*Stated problem*. Gather every line that includes the word "GBPJPY", please.

*Records provided*.
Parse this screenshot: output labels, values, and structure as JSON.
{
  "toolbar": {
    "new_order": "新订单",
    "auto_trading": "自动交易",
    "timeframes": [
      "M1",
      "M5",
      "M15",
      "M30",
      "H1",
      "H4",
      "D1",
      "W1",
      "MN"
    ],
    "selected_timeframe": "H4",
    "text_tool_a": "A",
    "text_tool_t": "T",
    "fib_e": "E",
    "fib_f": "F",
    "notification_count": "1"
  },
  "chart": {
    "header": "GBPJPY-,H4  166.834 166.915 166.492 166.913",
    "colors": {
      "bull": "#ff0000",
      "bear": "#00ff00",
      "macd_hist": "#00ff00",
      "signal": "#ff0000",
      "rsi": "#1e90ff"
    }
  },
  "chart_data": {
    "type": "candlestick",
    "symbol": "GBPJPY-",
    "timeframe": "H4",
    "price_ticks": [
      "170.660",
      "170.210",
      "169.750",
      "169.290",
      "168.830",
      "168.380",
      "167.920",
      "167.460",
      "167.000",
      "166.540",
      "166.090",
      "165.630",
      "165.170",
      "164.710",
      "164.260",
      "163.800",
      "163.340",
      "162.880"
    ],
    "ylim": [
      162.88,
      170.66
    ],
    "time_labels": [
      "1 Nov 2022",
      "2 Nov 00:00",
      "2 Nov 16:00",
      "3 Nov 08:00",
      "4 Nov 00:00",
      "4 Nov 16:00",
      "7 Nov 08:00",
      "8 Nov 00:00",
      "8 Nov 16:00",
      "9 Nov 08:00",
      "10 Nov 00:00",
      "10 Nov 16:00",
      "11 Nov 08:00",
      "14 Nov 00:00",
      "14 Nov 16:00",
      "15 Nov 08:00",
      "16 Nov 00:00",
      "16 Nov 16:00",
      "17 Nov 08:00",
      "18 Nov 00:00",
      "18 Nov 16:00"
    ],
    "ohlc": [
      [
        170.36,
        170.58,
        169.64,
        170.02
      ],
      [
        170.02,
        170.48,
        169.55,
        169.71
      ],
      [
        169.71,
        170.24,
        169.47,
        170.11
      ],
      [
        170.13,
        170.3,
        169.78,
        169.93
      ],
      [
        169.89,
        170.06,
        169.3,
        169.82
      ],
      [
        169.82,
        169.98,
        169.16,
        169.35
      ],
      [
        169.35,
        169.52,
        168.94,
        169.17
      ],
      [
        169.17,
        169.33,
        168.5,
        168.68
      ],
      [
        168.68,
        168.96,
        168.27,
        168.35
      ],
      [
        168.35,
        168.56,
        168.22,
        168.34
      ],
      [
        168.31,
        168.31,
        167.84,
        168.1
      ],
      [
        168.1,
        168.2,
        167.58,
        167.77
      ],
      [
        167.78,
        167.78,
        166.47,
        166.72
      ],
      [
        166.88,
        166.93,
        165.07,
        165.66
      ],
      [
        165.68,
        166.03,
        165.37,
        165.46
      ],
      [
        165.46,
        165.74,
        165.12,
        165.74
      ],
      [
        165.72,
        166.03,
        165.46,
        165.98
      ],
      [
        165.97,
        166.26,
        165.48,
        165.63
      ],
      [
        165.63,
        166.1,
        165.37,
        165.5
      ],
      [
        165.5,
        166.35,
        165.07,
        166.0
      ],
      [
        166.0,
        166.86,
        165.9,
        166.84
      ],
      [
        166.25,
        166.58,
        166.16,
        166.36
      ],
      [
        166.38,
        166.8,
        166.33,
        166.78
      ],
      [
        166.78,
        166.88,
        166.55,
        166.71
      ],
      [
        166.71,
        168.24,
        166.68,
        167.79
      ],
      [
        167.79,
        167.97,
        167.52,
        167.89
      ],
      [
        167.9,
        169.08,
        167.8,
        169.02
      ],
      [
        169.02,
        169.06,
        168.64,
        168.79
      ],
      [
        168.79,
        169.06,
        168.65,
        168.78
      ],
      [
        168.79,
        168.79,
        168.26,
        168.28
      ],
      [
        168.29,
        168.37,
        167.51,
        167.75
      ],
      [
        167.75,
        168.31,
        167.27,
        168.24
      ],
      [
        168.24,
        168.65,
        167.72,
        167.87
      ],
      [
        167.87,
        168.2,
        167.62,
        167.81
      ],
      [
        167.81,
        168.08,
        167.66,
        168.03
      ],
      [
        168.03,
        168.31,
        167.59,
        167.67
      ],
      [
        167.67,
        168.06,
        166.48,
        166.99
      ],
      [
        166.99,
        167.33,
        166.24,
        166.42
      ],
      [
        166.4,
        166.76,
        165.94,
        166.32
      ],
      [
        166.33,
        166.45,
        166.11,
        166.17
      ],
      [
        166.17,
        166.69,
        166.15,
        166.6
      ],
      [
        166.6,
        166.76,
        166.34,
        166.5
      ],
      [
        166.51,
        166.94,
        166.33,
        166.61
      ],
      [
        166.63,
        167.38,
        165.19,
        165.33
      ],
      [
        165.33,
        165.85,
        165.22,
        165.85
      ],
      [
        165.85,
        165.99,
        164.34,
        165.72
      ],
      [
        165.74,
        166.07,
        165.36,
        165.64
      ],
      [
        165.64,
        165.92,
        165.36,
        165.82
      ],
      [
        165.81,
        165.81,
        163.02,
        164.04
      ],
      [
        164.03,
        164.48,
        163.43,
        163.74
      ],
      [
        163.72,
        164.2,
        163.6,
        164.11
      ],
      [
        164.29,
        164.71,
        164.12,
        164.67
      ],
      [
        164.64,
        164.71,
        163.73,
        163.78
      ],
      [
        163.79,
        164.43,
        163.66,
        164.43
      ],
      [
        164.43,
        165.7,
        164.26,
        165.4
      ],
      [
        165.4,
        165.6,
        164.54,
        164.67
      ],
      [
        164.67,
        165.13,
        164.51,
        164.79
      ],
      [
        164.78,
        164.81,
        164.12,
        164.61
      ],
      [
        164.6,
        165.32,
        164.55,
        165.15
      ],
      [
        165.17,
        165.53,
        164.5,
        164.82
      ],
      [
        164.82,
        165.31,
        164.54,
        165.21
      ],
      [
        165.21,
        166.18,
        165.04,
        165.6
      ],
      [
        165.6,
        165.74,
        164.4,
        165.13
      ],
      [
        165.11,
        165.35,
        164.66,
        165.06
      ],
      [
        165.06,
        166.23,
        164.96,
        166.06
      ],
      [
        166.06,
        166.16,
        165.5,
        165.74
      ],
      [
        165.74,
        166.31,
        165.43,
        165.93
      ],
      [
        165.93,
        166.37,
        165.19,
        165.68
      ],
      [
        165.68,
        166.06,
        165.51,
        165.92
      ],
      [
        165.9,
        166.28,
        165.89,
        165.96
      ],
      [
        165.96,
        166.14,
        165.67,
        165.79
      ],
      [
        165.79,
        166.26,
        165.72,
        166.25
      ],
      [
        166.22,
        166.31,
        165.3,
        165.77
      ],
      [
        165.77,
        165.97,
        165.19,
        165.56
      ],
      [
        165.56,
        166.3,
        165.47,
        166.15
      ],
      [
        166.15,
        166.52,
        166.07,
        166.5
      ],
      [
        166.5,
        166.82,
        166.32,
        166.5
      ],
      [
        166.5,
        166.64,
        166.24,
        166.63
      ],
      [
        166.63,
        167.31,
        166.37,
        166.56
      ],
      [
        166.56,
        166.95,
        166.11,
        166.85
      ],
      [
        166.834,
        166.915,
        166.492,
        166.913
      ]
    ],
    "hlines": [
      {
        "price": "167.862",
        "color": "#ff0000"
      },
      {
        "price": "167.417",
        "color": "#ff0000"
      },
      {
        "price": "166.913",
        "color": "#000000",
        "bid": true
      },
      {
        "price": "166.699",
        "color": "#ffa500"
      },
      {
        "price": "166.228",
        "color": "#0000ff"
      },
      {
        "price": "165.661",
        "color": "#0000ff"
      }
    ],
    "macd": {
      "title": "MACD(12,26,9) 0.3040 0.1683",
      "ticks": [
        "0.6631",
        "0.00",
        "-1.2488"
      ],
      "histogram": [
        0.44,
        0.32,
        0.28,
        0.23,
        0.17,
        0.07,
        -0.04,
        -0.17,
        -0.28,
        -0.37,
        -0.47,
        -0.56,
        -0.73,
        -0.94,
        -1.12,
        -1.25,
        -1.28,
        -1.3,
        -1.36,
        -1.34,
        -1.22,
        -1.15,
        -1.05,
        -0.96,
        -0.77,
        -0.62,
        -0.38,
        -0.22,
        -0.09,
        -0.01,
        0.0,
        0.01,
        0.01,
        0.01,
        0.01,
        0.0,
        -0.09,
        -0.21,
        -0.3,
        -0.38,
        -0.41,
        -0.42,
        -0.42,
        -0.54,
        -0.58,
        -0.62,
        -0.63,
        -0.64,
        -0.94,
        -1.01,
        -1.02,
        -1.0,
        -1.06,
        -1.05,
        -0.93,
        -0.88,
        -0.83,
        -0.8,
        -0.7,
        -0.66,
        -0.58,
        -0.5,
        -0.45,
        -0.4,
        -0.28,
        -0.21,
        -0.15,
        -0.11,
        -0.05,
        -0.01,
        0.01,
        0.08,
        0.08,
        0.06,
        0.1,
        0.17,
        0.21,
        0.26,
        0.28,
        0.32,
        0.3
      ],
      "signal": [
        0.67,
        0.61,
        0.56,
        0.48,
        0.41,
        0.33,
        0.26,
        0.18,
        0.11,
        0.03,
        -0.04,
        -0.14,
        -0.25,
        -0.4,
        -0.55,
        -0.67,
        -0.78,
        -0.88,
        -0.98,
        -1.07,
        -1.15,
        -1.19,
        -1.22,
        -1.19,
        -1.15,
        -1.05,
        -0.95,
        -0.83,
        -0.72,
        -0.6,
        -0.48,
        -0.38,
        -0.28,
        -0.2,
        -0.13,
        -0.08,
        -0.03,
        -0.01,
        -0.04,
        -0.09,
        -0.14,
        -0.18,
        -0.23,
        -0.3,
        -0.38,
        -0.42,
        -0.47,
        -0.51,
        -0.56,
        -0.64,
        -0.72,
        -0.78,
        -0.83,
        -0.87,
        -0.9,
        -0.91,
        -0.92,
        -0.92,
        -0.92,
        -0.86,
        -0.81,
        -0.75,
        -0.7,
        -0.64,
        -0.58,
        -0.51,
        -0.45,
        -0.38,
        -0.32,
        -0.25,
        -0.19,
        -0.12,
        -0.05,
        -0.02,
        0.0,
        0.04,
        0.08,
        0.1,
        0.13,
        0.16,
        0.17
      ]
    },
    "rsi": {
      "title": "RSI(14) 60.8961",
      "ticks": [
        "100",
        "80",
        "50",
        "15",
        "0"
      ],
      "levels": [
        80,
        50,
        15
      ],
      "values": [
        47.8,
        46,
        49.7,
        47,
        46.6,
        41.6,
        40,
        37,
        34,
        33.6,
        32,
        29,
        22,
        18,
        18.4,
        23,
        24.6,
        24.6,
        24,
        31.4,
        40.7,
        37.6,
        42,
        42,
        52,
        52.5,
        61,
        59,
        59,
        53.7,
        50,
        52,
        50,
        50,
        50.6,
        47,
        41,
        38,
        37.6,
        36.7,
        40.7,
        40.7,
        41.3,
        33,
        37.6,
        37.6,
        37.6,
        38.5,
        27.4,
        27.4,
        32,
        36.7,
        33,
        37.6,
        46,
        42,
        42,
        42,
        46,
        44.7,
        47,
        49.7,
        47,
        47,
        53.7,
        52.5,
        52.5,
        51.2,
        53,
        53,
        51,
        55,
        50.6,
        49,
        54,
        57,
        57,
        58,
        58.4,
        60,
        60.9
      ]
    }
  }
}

*Output for this exercise*.
    "header": "GBPJPY-,H4  166.834 166.915 166.492 166.913",
    "symbol": "GBPJPY-",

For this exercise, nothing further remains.